Can you pull out each line of the data below that includes the word "Asia"?

Start of Data supplied

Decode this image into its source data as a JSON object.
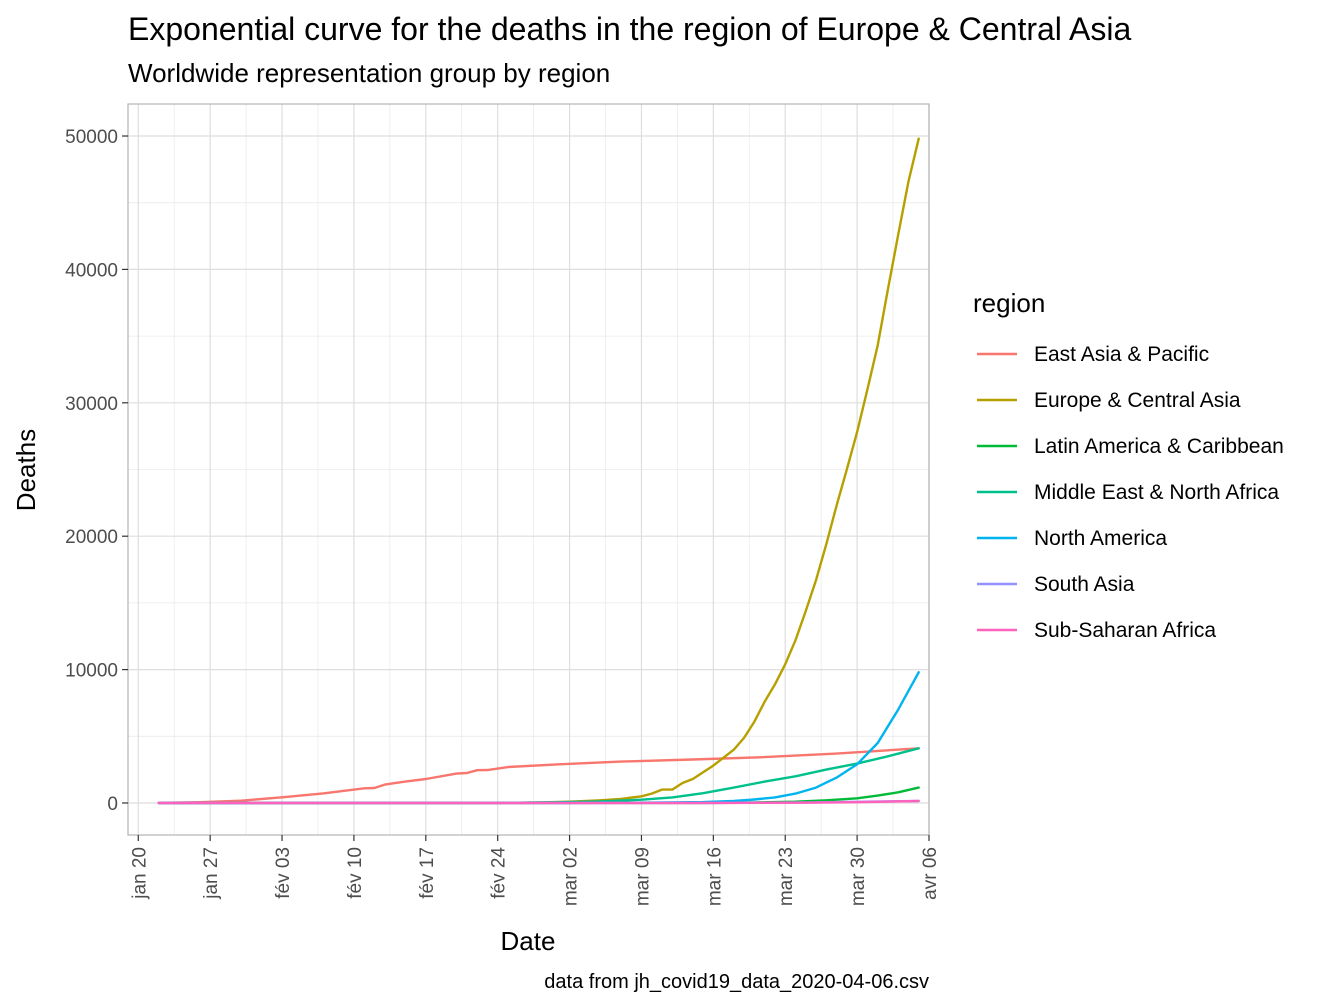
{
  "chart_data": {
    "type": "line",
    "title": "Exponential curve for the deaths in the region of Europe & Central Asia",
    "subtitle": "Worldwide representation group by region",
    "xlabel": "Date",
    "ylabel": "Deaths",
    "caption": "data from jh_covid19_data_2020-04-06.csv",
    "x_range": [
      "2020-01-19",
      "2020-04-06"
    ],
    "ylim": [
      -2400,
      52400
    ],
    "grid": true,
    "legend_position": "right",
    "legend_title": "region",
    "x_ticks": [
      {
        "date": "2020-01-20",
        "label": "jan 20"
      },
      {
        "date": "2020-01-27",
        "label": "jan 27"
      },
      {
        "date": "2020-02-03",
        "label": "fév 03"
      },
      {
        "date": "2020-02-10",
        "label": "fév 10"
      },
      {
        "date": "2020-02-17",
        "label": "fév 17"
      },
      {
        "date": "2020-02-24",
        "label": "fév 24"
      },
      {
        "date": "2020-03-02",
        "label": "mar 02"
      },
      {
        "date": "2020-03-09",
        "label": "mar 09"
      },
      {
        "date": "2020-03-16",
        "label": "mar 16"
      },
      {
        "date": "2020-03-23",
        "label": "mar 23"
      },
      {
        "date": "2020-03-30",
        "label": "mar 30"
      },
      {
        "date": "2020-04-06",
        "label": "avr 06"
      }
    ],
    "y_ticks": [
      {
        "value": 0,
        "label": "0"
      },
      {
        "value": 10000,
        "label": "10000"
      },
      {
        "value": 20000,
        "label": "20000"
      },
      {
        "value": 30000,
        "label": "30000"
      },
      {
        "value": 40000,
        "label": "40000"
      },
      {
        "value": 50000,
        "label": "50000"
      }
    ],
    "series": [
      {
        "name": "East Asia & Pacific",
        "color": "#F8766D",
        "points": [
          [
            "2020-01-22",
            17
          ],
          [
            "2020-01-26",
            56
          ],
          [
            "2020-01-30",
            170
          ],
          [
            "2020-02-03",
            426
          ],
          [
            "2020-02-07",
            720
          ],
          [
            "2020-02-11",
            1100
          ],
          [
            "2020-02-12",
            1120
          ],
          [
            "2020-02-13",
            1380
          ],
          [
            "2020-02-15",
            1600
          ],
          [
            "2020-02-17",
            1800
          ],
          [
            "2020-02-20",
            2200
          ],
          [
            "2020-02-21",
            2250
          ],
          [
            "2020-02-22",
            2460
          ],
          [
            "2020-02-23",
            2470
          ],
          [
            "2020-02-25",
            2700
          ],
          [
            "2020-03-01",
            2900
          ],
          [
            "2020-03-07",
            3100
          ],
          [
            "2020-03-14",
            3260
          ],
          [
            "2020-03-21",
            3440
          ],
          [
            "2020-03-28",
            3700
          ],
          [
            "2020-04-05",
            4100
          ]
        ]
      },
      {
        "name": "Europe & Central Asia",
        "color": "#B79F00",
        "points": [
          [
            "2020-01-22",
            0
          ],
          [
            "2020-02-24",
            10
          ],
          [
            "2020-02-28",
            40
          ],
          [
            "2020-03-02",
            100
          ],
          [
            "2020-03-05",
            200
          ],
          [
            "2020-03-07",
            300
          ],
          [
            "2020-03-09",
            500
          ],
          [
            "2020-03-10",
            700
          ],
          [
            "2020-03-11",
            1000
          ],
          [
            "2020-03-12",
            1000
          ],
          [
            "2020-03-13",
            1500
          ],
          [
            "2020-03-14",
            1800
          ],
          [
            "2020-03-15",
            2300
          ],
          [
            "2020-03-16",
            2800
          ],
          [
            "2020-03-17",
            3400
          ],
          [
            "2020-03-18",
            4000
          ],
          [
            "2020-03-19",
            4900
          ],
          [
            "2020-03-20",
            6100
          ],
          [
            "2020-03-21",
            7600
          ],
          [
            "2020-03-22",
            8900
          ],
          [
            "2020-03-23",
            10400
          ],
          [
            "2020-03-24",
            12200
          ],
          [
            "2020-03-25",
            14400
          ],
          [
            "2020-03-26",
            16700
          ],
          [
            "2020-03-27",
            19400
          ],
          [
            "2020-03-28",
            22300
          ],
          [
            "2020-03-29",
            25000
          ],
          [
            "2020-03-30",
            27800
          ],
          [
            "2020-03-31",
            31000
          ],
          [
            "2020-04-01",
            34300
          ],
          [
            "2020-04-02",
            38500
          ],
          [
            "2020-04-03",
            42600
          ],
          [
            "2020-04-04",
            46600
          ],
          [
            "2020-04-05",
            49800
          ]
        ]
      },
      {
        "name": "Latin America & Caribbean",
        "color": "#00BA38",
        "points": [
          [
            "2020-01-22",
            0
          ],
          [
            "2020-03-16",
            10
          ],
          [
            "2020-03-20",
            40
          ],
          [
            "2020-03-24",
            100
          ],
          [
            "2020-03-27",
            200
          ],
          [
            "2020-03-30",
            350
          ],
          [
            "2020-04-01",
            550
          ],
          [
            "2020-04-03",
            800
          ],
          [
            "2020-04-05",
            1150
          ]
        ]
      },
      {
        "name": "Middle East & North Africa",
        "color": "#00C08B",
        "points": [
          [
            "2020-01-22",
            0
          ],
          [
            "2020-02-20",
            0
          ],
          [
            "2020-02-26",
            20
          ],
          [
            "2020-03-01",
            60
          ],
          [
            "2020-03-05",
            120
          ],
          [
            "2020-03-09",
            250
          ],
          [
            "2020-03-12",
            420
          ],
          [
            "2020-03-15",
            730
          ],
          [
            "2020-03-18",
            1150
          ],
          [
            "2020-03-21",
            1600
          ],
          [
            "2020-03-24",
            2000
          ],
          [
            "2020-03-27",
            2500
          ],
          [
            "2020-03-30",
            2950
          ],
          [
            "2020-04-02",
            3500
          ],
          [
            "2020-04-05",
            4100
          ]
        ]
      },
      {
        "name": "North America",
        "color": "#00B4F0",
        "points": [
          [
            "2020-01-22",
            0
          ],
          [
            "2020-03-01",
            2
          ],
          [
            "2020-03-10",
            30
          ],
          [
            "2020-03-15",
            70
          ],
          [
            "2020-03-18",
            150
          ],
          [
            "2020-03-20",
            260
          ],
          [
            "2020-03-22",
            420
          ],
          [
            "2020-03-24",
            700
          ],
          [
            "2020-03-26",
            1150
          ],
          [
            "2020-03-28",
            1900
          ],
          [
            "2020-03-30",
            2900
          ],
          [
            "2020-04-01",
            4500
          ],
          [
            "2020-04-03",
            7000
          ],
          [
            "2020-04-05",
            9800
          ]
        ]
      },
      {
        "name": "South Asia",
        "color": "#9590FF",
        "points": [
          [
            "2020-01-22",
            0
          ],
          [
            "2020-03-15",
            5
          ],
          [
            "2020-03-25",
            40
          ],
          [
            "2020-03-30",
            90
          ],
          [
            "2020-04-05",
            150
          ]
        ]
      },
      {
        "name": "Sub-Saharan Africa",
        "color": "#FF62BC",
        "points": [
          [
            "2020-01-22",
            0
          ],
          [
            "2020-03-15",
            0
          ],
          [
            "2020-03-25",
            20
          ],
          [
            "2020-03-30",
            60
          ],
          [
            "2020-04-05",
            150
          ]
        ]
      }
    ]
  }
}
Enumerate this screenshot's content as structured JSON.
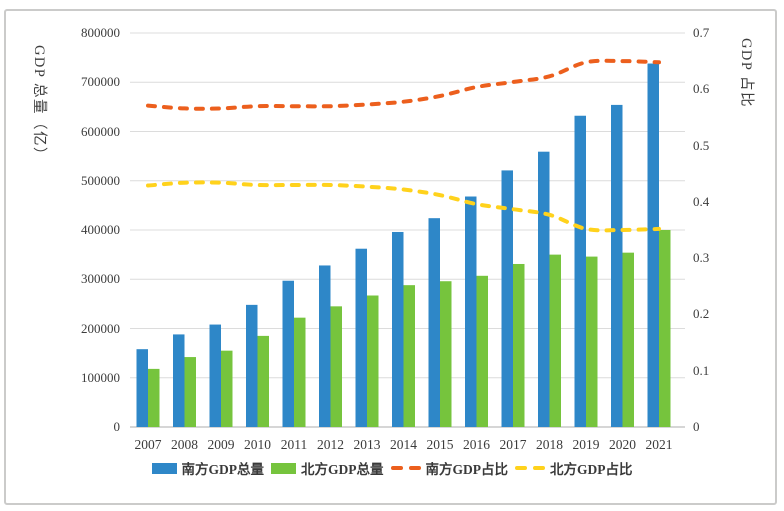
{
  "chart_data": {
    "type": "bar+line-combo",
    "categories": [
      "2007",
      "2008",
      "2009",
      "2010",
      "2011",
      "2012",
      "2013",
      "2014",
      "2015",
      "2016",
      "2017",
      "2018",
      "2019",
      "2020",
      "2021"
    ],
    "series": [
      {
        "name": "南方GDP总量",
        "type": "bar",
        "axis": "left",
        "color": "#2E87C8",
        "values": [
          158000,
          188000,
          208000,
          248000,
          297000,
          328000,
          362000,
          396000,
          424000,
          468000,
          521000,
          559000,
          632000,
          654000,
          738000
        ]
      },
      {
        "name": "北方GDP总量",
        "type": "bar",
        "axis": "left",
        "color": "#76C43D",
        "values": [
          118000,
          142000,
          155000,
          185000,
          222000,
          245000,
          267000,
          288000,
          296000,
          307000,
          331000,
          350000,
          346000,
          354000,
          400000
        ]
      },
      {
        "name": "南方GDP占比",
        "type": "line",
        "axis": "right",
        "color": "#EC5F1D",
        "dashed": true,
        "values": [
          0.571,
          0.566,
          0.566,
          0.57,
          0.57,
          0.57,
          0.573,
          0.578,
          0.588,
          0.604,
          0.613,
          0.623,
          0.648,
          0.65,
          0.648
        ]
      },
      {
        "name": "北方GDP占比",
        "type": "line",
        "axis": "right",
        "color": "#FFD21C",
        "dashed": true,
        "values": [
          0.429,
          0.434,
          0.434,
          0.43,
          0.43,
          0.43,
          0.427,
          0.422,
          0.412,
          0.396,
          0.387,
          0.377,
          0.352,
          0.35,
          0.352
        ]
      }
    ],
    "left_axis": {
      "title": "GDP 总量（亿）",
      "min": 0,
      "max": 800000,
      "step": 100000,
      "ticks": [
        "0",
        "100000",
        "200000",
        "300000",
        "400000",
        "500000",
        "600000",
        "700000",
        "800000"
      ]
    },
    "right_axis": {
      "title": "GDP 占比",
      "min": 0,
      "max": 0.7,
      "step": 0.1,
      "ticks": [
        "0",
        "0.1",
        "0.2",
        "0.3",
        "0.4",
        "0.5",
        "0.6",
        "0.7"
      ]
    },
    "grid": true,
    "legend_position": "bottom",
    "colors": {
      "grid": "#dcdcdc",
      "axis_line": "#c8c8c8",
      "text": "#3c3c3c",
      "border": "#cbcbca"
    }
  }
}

End of Data supplied

- **Solution to this problem**
    "title": "Exponential curve for the deaths in the region of Europe & Central Asia",
        "name": "East Asia & Pacific",
        "name": "Europe & Central Asia",
        "name": "South Asia",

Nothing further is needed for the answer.